What the task asks »
Show every line that has the string "Phase" in it.

++++ Information supplied

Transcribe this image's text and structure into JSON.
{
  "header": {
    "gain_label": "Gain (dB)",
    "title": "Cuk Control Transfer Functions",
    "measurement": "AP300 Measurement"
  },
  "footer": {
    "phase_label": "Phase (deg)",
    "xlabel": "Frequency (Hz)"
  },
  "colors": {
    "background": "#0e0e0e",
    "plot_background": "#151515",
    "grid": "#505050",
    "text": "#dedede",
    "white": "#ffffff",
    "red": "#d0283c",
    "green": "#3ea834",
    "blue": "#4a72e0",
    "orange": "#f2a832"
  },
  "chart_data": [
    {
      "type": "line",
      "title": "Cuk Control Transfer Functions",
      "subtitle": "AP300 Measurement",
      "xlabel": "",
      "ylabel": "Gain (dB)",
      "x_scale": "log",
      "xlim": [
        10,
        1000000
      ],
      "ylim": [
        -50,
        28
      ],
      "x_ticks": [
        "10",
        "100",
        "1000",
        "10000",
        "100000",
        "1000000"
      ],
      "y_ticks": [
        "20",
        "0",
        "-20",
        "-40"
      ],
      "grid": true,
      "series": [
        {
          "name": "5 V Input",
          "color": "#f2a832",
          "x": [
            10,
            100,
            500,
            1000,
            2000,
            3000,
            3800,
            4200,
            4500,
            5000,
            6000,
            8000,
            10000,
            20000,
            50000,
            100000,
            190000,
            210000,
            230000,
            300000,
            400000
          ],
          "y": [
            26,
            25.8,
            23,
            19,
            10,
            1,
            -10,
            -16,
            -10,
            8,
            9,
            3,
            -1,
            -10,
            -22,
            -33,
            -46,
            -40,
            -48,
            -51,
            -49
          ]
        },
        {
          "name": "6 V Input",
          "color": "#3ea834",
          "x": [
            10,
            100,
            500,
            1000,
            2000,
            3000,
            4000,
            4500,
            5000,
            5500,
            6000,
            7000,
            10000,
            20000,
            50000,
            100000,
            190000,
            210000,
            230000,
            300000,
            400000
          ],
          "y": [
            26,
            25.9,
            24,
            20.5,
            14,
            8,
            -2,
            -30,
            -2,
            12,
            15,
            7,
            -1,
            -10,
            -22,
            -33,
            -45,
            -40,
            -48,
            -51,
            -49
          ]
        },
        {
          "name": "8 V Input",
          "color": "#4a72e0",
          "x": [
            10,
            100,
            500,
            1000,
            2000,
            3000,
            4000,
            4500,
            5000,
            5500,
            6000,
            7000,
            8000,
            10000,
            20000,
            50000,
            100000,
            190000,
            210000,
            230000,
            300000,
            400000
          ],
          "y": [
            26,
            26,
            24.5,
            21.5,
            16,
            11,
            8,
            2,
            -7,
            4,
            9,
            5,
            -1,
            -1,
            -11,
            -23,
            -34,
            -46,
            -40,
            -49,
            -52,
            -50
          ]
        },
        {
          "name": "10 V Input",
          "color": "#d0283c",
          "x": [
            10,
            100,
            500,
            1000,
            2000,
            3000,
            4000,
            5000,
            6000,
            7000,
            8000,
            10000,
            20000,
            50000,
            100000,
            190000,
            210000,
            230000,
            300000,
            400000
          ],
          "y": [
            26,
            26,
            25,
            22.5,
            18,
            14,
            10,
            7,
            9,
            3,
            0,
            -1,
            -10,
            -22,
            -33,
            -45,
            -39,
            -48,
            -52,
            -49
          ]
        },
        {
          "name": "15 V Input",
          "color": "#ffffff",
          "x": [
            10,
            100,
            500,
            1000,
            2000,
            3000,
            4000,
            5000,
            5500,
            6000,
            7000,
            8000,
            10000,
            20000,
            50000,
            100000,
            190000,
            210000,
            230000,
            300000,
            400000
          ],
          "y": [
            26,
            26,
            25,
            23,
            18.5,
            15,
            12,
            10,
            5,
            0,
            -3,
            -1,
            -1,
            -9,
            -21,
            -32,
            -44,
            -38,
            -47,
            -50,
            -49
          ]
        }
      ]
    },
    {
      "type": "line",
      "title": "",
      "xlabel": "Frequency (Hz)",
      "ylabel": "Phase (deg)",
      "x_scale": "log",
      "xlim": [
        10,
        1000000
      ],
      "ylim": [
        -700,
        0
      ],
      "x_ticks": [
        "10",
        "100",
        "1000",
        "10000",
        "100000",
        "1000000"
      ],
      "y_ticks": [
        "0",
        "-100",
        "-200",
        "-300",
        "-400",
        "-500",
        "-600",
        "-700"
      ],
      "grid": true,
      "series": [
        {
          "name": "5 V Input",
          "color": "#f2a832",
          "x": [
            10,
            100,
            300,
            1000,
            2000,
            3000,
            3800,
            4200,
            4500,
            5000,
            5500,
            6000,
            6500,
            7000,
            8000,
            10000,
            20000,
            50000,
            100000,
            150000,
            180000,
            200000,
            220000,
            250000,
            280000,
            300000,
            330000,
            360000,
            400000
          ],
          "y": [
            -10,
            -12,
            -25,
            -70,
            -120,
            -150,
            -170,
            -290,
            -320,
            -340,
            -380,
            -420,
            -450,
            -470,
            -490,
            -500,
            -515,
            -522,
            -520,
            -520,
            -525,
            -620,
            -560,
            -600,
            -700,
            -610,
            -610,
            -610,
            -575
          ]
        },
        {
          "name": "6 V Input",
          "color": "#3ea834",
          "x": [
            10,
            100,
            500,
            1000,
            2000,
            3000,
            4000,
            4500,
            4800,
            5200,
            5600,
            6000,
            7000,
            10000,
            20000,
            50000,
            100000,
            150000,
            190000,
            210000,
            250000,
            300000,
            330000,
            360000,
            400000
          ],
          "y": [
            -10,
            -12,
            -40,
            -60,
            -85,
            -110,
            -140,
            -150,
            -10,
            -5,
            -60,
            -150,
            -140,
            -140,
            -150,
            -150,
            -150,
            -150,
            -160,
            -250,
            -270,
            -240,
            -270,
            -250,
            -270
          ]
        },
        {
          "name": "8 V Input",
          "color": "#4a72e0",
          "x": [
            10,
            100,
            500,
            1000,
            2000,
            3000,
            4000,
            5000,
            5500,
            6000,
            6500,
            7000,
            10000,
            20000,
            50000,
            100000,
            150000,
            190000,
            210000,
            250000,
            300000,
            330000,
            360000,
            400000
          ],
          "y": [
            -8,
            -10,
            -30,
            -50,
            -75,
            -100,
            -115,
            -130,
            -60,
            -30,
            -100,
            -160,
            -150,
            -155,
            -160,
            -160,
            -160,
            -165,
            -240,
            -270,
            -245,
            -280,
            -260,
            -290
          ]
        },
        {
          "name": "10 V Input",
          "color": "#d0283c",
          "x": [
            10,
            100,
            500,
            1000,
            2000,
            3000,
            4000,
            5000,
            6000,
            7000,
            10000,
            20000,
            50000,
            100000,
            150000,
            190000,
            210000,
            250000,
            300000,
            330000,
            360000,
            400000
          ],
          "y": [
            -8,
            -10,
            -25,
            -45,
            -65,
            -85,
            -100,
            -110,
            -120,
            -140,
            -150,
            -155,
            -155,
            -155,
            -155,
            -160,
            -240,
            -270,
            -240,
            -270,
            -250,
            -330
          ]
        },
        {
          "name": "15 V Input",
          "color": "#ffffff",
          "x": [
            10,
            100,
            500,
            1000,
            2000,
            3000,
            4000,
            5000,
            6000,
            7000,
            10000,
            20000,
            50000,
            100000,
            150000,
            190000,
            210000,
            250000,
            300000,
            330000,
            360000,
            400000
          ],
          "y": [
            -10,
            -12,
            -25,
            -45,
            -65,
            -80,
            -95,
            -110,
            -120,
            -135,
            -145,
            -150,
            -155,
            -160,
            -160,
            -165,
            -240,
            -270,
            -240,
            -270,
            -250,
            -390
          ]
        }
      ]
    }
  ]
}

++++++++

Answer to the task »
    "phase_label": "Phase (deg)",
      "ylabel": "Phase (deg)",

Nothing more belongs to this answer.